** Stored items from a collection **
==*==
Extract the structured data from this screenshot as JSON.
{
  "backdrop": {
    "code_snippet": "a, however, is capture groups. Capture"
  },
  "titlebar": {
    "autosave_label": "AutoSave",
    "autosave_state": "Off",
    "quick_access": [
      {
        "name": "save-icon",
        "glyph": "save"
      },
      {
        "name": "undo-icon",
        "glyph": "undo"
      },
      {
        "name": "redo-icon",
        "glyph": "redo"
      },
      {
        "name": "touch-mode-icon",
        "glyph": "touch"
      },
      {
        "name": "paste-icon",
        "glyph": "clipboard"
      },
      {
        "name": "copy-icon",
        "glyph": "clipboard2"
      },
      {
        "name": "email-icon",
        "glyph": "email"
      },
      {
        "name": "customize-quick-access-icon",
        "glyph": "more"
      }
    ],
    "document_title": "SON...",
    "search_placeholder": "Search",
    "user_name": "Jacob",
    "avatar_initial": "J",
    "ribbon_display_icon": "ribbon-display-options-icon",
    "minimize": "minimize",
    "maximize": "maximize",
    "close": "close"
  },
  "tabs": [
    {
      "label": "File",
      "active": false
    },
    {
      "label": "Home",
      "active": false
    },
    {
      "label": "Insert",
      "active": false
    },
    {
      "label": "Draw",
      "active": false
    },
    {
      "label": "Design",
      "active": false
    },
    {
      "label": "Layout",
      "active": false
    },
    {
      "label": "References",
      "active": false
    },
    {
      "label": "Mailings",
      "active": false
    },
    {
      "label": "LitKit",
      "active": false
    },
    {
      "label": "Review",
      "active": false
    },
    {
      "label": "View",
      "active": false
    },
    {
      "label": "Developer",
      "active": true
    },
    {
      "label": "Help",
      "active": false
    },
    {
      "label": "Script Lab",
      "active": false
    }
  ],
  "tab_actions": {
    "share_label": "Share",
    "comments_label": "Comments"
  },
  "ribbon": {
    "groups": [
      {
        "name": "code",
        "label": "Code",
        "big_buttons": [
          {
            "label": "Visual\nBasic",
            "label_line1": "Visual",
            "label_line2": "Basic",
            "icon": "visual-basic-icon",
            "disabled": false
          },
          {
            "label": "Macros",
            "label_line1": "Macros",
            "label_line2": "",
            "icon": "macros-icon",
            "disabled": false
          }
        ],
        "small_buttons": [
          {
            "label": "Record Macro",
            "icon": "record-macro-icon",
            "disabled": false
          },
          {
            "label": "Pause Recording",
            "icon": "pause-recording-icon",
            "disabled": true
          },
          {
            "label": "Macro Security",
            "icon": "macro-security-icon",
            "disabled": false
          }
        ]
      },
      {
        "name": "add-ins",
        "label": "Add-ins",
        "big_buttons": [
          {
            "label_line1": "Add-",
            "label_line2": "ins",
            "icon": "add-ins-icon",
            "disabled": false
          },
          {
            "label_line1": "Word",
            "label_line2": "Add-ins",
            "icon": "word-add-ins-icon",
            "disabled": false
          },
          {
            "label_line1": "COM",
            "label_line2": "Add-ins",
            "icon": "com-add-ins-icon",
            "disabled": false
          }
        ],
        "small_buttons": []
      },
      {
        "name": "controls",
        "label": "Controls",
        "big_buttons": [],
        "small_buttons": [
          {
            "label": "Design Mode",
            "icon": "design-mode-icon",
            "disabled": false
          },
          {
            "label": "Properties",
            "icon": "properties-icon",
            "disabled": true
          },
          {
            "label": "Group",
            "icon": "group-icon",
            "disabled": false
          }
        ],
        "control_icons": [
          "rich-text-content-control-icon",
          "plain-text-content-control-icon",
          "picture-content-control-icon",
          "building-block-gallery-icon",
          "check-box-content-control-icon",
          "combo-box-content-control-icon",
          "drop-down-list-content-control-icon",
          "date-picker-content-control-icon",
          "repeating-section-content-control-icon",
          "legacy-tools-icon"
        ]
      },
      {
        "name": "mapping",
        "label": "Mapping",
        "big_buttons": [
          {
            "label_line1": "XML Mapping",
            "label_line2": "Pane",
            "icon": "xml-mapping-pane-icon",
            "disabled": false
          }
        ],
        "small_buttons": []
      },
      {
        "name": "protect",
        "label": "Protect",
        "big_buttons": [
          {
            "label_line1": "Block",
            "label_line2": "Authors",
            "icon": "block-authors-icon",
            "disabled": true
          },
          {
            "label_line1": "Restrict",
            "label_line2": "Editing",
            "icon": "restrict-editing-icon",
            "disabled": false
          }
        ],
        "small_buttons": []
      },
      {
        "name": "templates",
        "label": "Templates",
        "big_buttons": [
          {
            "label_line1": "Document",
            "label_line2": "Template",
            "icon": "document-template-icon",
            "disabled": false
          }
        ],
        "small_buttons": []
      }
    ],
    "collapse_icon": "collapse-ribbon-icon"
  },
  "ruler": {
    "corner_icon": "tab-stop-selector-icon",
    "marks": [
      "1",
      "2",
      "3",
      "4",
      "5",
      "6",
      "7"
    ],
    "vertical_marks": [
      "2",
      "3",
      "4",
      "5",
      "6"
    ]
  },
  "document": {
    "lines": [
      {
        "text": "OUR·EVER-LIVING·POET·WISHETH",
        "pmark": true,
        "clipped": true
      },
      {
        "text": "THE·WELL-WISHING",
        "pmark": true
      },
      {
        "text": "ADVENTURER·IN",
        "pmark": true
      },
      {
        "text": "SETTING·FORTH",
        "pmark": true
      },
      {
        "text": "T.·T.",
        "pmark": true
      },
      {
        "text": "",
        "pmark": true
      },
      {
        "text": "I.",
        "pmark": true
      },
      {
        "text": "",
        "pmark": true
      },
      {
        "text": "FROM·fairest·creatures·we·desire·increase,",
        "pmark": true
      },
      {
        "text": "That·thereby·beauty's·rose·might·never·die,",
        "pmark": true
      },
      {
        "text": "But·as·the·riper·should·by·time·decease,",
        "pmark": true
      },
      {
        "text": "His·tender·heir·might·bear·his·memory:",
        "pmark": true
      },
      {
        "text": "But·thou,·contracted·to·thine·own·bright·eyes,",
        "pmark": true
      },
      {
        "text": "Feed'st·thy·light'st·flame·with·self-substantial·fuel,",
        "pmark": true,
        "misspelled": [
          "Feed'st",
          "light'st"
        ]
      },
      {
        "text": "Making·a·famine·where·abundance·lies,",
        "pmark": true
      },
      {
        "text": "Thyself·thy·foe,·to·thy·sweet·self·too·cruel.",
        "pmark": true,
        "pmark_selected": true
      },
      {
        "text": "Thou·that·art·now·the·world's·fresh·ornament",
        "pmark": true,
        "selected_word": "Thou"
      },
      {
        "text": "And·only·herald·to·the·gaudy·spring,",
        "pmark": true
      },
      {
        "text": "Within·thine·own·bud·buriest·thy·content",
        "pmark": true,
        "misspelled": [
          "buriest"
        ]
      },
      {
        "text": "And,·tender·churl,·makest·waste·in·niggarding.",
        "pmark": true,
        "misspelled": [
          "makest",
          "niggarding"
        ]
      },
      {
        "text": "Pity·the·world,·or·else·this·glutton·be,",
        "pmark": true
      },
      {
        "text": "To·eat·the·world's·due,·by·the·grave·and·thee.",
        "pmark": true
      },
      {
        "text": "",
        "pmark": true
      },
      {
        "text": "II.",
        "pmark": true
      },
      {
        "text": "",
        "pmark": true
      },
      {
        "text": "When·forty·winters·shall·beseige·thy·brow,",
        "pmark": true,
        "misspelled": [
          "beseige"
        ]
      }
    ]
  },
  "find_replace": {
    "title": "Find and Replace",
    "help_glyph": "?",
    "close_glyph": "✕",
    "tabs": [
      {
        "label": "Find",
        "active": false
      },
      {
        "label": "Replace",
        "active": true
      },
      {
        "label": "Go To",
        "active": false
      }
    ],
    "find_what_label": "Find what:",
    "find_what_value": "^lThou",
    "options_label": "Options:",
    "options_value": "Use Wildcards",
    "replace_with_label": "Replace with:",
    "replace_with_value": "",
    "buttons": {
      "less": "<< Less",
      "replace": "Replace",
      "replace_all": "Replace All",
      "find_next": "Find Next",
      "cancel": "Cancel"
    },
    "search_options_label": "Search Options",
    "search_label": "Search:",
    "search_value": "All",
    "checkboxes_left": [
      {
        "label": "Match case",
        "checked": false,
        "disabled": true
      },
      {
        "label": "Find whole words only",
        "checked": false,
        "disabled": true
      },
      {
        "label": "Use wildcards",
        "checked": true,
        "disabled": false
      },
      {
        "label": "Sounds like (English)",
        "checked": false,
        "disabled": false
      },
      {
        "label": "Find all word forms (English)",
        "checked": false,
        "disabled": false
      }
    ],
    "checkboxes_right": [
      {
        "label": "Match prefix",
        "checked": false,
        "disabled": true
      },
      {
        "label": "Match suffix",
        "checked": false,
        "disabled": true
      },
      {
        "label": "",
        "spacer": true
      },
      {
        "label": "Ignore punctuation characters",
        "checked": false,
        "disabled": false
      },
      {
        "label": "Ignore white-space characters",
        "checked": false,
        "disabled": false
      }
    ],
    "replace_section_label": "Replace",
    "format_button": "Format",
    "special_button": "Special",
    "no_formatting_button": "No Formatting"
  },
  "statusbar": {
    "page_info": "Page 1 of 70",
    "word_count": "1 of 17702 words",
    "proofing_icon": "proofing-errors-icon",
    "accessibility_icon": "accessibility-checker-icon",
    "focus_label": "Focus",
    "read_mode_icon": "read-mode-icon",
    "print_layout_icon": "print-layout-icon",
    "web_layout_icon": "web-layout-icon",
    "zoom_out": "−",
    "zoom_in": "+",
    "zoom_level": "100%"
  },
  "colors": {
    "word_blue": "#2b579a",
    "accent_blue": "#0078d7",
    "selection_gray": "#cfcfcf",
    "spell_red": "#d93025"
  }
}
==*==
Search the records for the string "only" and return every line in which it occurs.

** Final result **
        "text": "And·only·herald·to·the·gaudy·spring,",
        "label": "Find whole words only",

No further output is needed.